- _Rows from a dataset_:
----------

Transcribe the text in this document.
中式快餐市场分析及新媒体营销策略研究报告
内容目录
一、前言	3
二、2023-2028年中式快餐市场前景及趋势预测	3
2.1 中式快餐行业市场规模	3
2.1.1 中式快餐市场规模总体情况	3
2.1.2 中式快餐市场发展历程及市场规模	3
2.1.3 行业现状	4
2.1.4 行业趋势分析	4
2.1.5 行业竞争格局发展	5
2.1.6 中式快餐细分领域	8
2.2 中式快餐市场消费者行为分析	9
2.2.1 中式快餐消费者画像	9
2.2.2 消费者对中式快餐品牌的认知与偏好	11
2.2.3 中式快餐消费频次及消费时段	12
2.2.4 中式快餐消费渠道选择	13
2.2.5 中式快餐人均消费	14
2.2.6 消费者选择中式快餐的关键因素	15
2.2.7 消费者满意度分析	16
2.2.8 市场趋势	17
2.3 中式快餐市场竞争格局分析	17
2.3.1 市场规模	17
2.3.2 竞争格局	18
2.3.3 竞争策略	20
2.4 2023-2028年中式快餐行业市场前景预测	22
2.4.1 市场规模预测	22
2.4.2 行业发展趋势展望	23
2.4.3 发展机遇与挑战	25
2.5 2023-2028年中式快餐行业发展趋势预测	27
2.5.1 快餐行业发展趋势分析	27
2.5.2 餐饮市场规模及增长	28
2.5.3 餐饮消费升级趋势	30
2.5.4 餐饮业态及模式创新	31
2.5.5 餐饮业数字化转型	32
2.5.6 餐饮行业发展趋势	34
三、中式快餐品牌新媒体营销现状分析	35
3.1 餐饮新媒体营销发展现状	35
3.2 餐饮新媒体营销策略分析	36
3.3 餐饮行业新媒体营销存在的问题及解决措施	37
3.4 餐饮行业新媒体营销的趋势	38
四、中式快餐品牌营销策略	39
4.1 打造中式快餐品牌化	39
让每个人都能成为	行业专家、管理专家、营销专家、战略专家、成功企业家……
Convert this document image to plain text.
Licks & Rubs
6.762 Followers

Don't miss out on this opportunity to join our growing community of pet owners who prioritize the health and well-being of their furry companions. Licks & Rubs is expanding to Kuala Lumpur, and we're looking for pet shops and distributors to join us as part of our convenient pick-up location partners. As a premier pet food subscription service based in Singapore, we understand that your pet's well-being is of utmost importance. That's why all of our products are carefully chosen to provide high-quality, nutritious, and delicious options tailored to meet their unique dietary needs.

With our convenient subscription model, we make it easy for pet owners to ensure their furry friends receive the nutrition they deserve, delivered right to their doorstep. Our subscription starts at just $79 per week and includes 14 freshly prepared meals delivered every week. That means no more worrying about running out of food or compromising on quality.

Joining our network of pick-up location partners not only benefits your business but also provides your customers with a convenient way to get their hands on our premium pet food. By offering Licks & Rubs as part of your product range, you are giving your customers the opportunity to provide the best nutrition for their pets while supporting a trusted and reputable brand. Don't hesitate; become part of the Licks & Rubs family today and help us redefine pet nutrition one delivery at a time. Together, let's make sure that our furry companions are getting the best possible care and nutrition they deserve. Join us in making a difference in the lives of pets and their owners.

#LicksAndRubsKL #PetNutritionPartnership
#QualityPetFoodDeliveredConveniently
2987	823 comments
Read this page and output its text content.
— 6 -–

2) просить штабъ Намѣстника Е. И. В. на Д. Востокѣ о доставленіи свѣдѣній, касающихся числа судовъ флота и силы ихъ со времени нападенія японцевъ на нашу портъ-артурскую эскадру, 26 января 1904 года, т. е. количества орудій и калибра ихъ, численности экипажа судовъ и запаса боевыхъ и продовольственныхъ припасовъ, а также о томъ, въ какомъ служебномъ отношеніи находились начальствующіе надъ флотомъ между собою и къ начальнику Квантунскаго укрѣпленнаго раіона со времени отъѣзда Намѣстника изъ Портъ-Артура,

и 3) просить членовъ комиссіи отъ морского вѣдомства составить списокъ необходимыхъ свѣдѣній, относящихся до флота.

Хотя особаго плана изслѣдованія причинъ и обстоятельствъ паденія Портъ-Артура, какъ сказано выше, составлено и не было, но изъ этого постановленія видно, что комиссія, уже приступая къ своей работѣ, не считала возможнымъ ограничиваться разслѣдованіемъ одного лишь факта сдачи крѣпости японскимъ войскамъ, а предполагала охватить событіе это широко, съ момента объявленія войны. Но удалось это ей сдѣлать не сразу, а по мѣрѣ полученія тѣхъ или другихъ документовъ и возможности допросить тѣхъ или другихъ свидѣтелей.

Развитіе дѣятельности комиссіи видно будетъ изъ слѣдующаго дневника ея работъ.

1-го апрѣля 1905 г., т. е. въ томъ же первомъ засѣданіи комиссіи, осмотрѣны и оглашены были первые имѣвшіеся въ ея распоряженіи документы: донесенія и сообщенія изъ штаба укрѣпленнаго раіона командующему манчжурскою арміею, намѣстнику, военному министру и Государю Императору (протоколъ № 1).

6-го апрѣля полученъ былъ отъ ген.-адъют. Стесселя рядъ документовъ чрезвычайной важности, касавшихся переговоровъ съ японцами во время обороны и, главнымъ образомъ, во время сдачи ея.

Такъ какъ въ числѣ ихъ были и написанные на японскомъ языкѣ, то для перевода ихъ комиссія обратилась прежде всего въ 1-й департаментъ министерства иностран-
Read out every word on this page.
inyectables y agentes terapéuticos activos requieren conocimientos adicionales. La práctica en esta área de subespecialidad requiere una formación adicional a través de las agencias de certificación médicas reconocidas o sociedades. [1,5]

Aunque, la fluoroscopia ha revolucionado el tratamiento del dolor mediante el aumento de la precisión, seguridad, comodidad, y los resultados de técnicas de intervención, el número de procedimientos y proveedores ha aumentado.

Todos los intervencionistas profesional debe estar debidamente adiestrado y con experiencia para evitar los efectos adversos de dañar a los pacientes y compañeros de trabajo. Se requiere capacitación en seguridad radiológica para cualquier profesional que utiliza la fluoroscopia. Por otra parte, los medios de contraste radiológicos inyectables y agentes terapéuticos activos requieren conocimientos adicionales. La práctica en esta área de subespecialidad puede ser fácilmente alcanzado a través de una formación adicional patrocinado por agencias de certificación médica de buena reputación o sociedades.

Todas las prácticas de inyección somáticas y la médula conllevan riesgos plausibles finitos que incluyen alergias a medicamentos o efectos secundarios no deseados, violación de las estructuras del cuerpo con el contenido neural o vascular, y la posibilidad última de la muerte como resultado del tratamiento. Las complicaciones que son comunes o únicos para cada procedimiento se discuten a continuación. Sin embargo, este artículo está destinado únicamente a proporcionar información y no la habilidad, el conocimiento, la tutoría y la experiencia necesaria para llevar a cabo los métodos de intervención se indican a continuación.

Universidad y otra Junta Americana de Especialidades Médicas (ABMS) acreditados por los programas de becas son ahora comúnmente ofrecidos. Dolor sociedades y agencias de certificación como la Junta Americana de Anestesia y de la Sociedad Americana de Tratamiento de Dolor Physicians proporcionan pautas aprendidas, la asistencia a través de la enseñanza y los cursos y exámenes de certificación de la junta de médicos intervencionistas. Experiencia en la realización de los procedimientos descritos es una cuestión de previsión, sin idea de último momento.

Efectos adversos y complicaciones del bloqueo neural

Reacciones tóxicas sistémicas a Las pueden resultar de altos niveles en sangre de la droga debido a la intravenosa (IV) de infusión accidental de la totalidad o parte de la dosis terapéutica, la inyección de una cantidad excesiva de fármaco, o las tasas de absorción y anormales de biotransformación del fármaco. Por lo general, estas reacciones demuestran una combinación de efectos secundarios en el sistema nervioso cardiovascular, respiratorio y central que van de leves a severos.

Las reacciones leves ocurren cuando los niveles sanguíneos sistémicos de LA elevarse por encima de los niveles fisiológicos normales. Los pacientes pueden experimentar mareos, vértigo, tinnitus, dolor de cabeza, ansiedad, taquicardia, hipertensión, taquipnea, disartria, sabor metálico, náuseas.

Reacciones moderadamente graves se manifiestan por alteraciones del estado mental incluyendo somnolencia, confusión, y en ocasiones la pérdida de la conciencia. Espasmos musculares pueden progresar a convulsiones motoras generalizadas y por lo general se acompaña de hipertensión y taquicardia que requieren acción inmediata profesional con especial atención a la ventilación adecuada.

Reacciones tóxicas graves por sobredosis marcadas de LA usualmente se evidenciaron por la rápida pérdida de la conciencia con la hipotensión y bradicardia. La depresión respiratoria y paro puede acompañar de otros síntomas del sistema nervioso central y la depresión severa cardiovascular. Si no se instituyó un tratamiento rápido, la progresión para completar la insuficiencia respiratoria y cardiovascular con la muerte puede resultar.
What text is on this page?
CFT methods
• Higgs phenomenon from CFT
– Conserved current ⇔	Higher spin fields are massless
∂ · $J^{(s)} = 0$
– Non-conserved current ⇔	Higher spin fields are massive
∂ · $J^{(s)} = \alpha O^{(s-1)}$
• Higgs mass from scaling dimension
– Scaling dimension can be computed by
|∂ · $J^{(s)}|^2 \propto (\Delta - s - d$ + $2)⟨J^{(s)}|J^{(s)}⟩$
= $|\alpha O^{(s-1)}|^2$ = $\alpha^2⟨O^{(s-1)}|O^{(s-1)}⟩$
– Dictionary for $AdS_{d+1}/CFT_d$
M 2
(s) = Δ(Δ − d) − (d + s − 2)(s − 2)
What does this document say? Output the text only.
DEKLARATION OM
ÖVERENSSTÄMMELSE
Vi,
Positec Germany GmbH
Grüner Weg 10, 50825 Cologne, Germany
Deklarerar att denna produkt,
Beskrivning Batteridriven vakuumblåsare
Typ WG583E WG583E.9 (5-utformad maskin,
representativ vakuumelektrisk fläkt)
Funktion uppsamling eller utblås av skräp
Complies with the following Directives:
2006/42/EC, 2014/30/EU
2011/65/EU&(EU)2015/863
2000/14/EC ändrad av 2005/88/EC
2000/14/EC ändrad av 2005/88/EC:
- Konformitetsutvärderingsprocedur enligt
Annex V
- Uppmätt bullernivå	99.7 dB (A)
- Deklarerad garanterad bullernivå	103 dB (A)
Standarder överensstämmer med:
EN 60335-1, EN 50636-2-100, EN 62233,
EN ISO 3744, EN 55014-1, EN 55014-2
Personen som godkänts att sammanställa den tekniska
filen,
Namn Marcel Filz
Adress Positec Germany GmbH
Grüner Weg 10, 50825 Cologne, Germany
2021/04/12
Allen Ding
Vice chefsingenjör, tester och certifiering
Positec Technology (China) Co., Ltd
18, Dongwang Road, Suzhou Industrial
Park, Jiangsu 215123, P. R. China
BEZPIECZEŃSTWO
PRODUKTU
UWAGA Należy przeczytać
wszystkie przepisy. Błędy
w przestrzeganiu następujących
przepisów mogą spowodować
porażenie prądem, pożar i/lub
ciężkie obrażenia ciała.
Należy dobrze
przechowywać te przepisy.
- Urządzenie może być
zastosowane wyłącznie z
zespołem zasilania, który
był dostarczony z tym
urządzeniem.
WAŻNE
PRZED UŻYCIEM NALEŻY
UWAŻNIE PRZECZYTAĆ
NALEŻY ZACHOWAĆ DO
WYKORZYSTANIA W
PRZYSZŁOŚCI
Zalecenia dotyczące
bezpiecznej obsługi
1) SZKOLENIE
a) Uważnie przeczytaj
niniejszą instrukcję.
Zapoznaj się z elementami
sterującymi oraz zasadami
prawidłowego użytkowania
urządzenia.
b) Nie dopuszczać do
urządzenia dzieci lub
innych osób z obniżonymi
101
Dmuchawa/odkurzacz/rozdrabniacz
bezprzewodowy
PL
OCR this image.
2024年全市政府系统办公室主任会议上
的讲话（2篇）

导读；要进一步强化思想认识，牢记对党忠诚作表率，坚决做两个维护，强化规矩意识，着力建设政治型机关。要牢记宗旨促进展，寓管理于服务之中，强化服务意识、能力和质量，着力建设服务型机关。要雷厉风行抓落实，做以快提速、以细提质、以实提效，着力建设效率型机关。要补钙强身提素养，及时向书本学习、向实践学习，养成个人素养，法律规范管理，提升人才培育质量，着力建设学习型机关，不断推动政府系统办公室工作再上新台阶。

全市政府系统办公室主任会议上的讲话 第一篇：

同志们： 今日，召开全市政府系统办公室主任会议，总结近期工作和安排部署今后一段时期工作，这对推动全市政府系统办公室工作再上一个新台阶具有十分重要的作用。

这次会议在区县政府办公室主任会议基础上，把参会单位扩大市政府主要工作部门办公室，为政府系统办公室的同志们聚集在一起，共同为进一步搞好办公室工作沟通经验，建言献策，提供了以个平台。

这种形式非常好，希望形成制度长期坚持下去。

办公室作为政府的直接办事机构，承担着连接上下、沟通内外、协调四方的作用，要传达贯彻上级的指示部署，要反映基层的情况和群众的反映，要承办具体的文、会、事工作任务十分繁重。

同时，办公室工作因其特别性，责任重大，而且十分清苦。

----------

- _What you are asked to do_: Say how many lines in this material hold "Read", and say nothing else.

- _Output of the task_: 2